### SHORT PROBLEM
Your task is to print the material below exactly as presented.

### SUPPLIED MATERIAL
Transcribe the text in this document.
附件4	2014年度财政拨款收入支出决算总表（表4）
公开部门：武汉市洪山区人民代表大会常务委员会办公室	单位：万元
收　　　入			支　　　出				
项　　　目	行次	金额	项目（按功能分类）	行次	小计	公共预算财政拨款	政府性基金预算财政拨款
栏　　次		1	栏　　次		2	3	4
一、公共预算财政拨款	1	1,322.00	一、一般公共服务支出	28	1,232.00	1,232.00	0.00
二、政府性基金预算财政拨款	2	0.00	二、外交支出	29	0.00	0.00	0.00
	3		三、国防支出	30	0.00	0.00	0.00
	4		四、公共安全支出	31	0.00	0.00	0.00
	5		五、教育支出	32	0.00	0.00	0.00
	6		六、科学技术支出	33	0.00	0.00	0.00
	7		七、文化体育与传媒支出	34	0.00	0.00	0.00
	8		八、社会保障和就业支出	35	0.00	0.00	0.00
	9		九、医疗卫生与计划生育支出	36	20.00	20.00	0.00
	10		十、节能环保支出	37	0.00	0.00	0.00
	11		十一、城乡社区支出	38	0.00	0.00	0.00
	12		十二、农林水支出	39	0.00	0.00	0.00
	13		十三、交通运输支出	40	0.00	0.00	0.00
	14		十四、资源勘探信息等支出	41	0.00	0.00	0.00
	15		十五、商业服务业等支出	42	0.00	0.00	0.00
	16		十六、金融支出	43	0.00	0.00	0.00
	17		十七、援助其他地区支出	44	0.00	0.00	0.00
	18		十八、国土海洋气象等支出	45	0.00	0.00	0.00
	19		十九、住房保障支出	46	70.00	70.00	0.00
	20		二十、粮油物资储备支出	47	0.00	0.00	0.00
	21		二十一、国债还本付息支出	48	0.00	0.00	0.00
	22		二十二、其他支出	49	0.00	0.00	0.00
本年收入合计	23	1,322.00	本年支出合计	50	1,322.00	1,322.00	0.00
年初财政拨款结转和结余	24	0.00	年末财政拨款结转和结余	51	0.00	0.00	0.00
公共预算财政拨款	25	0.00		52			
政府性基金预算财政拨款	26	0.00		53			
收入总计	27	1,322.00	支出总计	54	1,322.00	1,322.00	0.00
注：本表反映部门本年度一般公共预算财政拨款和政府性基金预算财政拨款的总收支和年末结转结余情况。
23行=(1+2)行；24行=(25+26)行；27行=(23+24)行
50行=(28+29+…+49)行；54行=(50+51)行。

### TASK SOLUTION
Transcribe the text in this document.
附件4	2014年度财政拨款收入支出决算总表（表4）
公开部门：武汉市洪山区人民代表大会常务委员会办公室	单位：万元
收　　　入			支　　　出				
项　　　目	行次	金额	项目（按功能分类）	行次	小计	公共预算财政拨款	政府性基金预算财政拨款
栏　　次		1	栏　　次		2	3	4
一、公共预算财政拨款	1	1,322.00	一、一般公共服务支出	28	1,232.00	1,232.00	0.00
二、政府性基金预算财政拨款	2	0.00	二、外交支出	29	0.00	0.00	0.00
	3		三、国防支出	30	0.00	0.00	0.00
	4		四、公共安全支出	31	0.00	0.00	0.00
	5		五、教育支出	32	0.00	0.00	0.00
	6		六、科学技术支出	33	0.00	0.00	0.00
	7		七、文化体育与传媒支出	34	0.00	0.00	0.00
	8		八、社会保障和就业支出	35	0.00	0.00	0.00
	9		九、医疗卫生与计划生育支出	36	20.00	20.00	0.00
	10		十、节能环保支出	37	0.00	0.00	0.00
	11		十一、城乡社区支出	38	0.00	0.00	0.00
	12		十二、农林水支出	39	0.00	0.00	0.00
	13		十三、交通运输支出	40	0.00	0.00	0.00
	14		十四、资源勘探信息等支出	41	0.00	0.00	0.00
	15		十五、商业服务业等支出	42	0.00	0.00	0.00
	16		十六、金融支出	43	0.00	0.00	0.00
	17		十七、援助其他地区支出	44	0.00	0.00	0.00
	18		十八、国土海洋气象等支出	45	0.00	0.00	0.00
	19		十九、住房保障支出	46	70.00	70.00	0.00
	20		二十、粮油物资储备支出	47	0.00	0.00	0.00
	21		二十一、国债还本付息支出	48	0.00	0.00	0.00
	22		二十二、其他支出	49	0.00	0.00	0.00
本年收入合计	23	1,322.00	本年支出合计	50	1,322.00	1,322.00	0.00
年初财政拨款结转和结余	24	0.00	年末财政拨款结转和结余	51	0.00	0.00	0.00
公共预算财政拨款	25	0.00		52			
政府性基金预算财政拨款	26	0.00		53			
收入总计	27	1,322.00	支出总计	54	1,322.00	1,322.00	0.00
注：本表反映部门本年度一般公共预算财政拨款和政府性基金预算财政拨款的总收支和年末结转结余情况。
23行=(1+2)行；24行=(25+26)行；27行=(23+24)行
50行=(28+29+…+49)行；54行=(50+51)行。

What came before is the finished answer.